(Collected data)
* START *
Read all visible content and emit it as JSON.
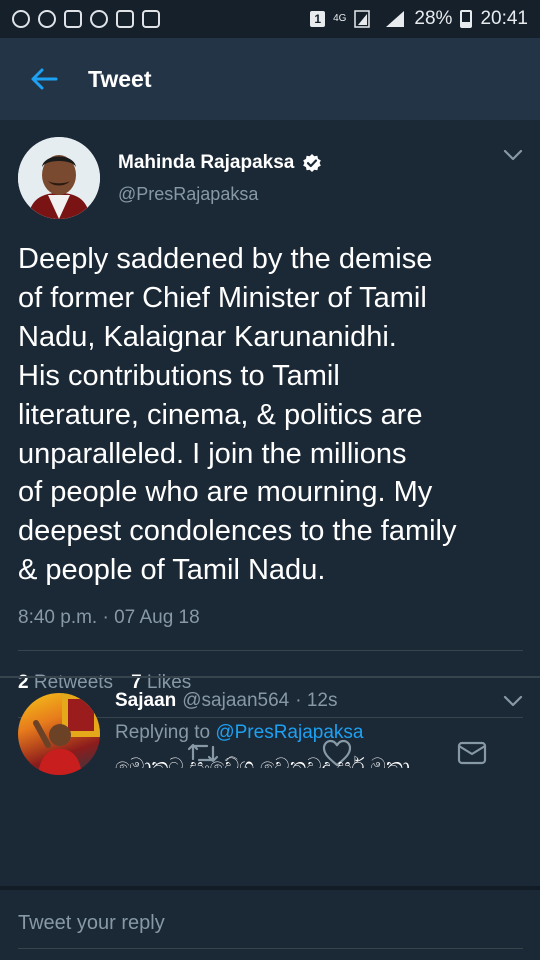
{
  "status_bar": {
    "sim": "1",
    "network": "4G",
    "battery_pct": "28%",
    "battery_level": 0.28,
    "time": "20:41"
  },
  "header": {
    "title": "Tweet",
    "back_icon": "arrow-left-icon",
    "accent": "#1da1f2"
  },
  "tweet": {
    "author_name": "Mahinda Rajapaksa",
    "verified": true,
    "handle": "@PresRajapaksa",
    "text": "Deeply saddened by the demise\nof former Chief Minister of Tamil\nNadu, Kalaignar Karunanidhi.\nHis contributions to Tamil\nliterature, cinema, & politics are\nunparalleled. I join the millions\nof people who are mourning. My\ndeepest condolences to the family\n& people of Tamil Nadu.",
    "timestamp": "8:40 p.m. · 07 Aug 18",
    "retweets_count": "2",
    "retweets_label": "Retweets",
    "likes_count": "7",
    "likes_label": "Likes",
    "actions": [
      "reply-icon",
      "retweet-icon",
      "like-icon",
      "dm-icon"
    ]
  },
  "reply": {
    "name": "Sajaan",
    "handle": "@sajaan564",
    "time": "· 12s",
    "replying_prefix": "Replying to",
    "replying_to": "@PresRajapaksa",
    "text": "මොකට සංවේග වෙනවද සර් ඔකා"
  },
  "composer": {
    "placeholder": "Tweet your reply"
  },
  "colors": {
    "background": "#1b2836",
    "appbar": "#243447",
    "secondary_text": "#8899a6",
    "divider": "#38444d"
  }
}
* END *
* START *
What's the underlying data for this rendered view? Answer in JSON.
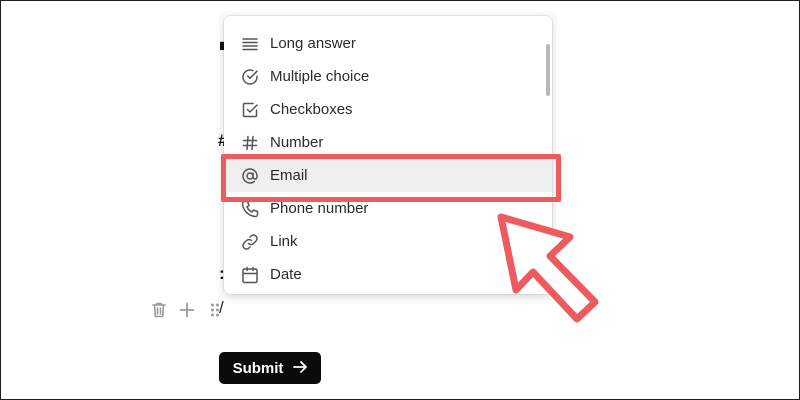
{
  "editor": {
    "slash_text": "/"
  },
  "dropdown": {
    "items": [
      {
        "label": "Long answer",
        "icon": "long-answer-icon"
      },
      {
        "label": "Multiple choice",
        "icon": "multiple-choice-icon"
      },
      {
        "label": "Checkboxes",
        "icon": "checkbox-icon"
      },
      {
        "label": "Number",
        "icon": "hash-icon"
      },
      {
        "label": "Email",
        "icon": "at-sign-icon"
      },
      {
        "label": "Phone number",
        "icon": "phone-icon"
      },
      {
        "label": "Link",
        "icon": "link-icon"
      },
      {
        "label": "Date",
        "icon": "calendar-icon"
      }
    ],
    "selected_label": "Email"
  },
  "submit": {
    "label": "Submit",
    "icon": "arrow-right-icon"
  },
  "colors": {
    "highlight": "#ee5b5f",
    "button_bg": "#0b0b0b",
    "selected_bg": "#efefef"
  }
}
* END *
* START *
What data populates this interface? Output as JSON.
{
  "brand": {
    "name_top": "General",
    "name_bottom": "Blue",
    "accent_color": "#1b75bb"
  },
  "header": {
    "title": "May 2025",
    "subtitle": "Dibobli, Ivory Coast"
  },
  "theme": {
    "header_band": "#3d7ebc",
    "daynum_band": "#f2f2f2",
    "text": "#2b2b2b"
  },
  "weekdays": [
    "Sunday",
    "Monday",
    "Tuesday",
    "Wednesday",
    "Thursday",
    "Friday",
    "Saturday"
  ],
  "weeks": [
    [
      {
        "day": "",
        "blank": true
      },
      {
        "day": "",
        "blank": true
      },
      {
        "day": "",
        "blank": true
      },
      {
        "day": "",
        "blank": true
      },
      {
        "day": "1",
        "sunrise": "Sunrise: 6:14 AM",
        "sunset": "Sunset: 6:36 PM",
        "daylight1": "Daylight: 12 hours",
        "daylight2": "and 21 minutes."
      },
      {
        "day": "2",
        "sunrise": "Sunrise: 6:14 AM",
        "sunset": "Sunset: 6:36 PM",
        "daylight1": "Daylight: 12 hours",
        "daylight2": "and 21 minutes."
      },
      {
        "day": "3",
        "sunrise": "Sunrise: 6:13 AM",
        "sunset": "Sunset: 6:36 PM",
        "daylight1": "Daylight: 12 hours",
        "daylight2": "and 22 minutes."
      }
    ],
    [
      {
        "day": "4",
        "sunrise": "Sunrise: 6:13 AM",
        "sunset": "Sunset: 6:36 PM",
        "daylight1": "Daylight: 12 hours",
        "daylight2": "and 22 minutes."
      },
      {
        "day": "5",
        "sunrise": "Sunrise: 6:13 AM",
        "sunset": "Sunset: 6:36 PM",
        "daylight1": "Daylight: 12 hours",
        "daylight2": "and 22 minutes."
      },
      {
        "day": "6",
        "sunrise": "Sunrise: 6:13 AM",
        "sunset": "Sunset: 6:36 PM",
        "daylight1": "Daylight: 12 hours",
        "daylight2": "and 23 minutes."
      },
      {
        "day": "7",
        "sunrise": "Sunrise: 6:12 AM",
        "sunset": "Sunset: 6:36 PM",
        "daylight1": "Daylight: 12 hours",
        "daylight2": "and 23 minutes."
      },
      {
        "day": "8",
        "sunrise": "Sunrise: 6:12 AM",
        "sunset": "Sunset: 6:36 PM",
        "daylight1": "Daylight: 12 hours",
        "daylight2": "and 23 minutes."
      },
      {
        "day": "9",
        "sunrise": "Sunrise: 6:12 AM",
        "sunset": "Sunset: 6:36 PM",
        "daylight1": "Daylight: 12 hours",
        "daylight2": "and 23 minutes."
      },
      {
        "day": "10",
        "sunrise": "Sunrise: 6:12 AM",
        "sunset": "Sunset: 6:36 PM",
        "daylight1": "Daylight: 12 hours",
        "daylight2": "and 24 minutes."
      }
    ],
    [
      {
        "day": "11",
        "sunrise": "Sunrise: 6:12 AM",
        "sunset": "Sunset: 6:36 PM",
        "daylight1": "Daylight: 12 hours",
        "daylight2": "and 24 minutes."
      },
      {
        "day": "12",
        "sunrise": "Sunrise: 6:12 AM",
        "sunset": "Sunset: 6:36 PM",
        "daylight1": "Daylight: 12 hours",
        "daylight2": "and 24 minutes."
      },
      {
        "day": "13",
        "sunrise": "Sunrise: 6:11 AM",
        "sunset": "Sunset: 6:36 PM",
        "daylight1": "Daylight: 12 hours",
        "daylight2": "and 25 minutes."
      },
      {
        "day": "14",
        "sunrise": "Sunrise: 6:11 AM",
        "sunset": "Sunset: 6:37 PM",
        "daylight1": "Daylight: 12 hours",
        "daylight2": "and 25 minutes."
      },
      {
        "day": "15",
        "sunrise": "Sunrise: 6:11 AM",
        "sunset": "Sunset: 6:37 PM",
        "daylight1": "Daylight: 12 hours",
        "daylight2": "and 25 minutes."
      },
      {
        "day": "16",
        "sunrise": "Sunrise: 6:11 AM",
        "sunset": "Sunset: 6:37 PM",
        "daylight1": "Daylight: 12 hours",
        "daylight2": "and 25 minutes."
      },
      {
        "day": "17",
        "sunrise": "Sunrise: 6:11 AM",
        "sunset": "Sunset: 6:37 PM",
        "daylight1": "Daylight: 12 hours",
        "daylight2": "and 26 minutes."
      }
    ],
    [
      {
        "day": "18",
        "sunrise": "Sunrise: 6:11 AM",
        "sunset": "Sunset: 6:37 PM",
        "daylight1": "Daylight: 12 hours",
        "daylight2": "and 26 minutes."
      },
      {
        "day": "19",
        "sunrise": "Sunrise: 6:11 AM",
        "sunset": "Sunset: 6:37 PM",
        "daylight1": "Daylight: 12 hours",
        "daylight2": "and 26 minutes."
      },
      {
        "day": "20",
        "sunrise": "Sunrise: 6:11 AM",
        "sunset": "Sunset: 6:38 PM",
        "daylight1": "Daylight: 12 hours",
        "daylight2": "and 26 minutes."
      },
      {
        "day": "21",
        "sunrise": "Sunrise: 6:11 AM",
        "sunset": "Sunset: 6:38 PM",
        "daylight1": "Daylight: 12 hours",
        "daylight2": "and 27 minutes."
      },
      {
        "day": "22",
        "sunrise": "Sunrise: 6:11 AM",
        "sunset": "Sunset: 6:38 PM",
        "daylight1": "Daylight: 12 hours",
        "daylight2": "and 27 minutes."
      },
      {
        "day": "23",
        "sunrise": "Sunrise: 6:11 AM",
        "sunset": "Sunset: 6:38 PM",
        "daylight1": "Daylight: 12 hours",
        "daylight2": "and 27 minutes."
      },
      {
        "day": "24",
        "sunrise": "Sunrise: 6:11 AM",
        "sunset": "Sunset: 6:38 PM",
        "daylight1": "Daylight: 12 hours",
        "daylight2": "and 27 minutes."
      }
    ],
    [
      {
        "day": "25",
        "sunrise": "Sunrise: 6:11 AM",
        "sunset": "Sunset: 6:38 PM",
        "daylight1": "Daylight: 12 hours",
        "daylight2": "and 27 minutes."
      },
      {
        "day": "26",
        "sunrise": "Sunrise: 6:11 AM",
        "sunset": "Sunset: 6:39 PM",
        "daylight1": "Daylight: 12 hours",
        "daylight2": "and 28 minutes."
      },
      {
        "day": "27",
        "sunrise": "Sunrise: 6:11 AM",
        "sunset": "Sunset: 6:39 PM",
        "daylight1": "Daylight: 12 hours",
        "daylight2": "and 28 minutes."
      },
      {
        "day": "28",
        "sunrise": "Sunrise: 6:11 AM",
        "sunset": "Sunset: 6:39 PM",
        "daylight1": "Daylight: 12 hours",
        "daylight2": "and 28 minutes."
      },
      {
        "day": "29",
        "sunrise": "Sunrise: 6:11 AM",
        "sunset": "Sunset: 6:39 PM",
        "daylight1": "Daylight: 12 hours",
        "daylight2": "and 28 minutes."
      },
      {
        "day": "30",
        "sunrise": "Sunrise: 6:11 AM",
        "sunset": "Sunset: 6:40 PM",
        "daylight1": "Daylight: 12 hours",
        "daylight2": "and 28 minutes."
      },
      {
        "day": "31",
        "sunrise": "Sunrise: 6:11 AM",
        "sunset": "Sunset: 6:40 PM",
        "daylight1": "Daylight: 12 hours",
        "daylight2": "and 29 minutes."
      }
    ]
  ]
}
* END *
* [Objective] Among the lines above, how many contain the string "JSON"? State the number alone.

* [Solved problem] 3